▶ **TASK DESCRIPTION**
Extract all lines in the data that contain the word "case".

[Records contained in a dataset]
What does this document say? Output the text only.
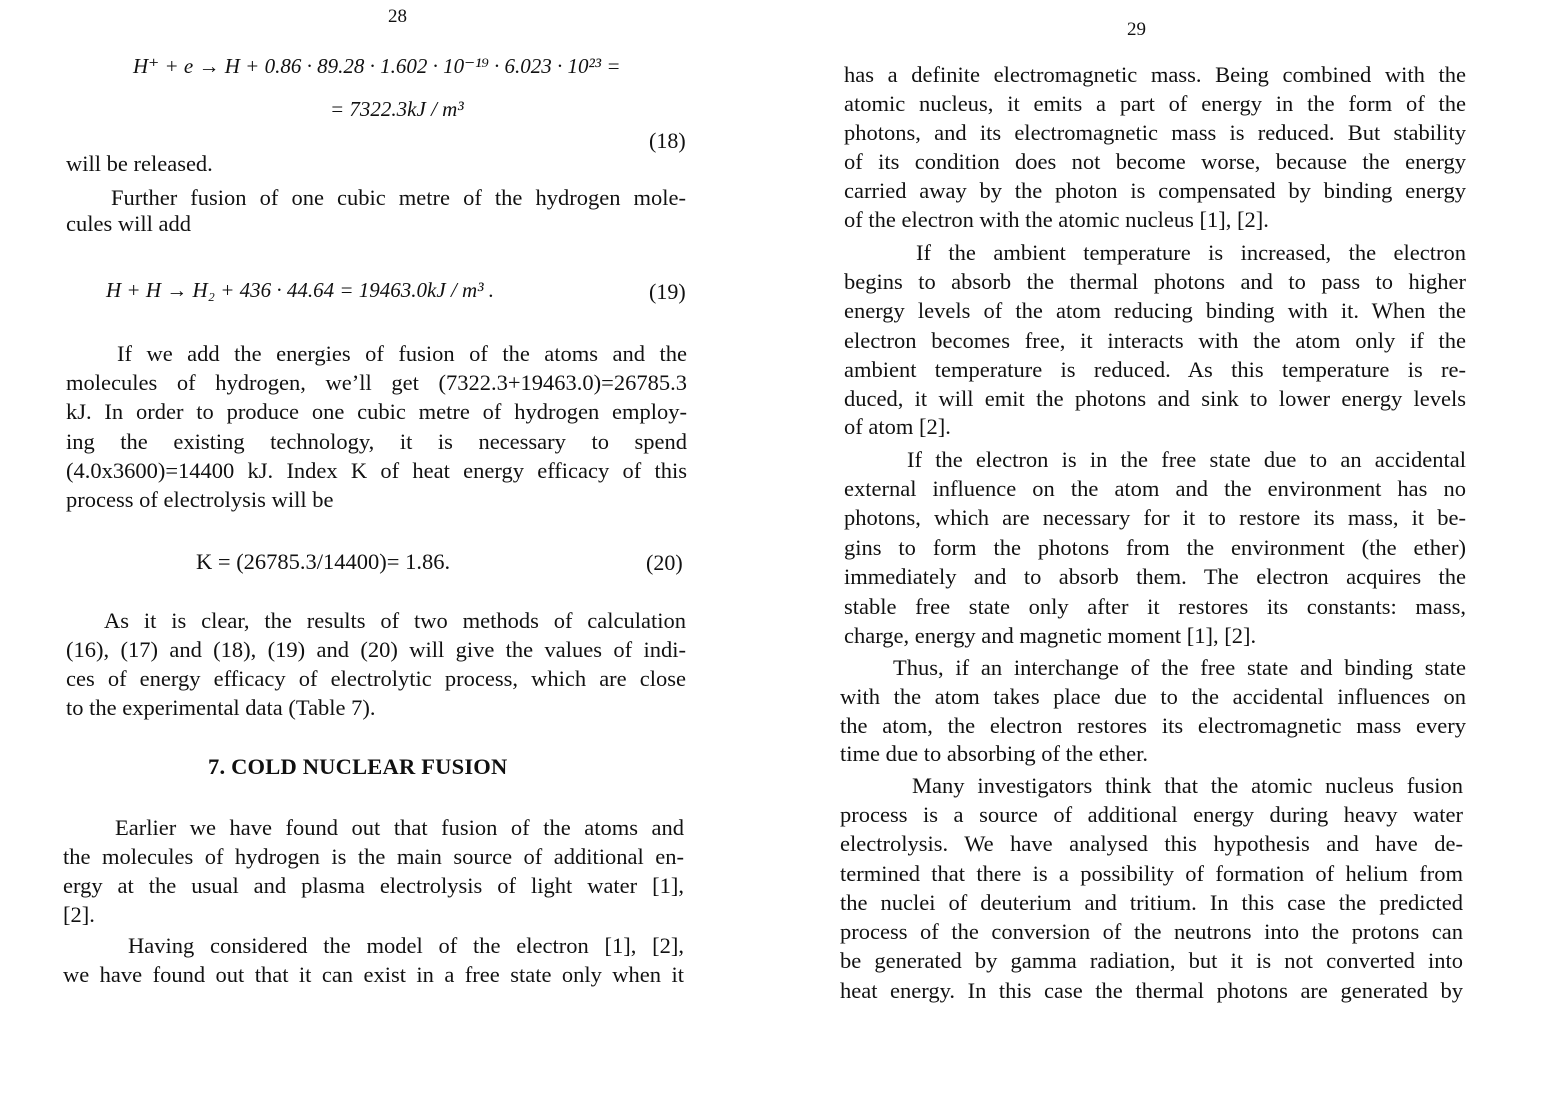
28
H⁺ + e → H + 0.86 · 89.28 · 1.602 · 10⁻¹⁹ · 6.023 · 10²³ =
= 7322.3kJ / m³
(18)
will be released.
Further fusion of one cubic metre of the hydrogen mole-
cules will add
H + H → H₂ + 436 · 44.64 = 19463.0kJ / m³ .	(19)
If we add the energies of fusion of the atoms and the
molecules of hydrogen, we’ll get (7322.3+19463.0)=26785.3
kJ. In order to produce one cubic metre of hydrogen employ-
ing the existing technology, it is necessary to spend
(4.0x3600)=14400 kJ. Index K of heat energy efficacy of this
process of electrolysis will be
K = (26785.3/14400)= 1.86.	(20)
As it is clear, the results of two methods of calculation
(16), (17) and (18), (19) and (20) will give the values of indi-
ces of energy efficacy of electrolytic process, which are close
to the experimental data (Table 7).
7. COLD NUCLEAR FUSION
Earlier we have found out that fusion of the atoms and
the molecules of hydrogen is the main source of additional en-
ergy at the usual and plasma electrolysis of light water [1],
[2].
Having considered the model of the electron [1], [2],
we have found out that it can exist in a free state only when it
29
has a definite electromagnetic mass. Being combined with the
atomic nucleus, it emits a part of energy in the form of the
photons, and its electromagnetic mass is reduced. But stability
of its condition does not become worse, because the energy
carried away by the photon is compensated by binding energy
of the electron with the atomic nucleus [1], [2].
If the ambient temperature is increased, the electron
begins to absorb the thermal photons and to pass to higher
energy levels of the atom reducing binding with it. When the
electron becomes free, it interacts with the atom only if the
ambient temperature is reduced. As this temperature is re-
duced, it will emit the photons and sink to lower energy levels
of atom [2].
If the electron is in the free state due to an accidental
external influence on the atom and the environment has no
photons, which are necessary for it to restore its mass, it be-
gins to form the photons from the environment (the ether)
immediately and to absorb them. The electron acquires the
stable free state only after it restores its constants: mass,
charge, energy and magnetic moment [1], [2].
Thus, if an interchange of the free state and binding state
with the atom takes place due to the accidental influences on
the atom, the electron restores its electromagnetic mass every
time due to absorbing of the ether.
Many investigators think that the atomic nucleus fusion
process is a source of additional energy during heavy water
electrolysis. We have analysed this hypothesis and have de-
termined that there is a possibility of formation of helium from
the nuclei of deuterium and tritium. In this case the predicted
process of the conversion of the neutrons into the protons can
be generated by gamma radiation, but it is not converted into
heat energy. In this case the thermal photons are generated by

▶ **FINAL RESULT**
the nuclei of deuterium and tritium. In this case the predicted
heat energy. In this case the thermal photons are generated by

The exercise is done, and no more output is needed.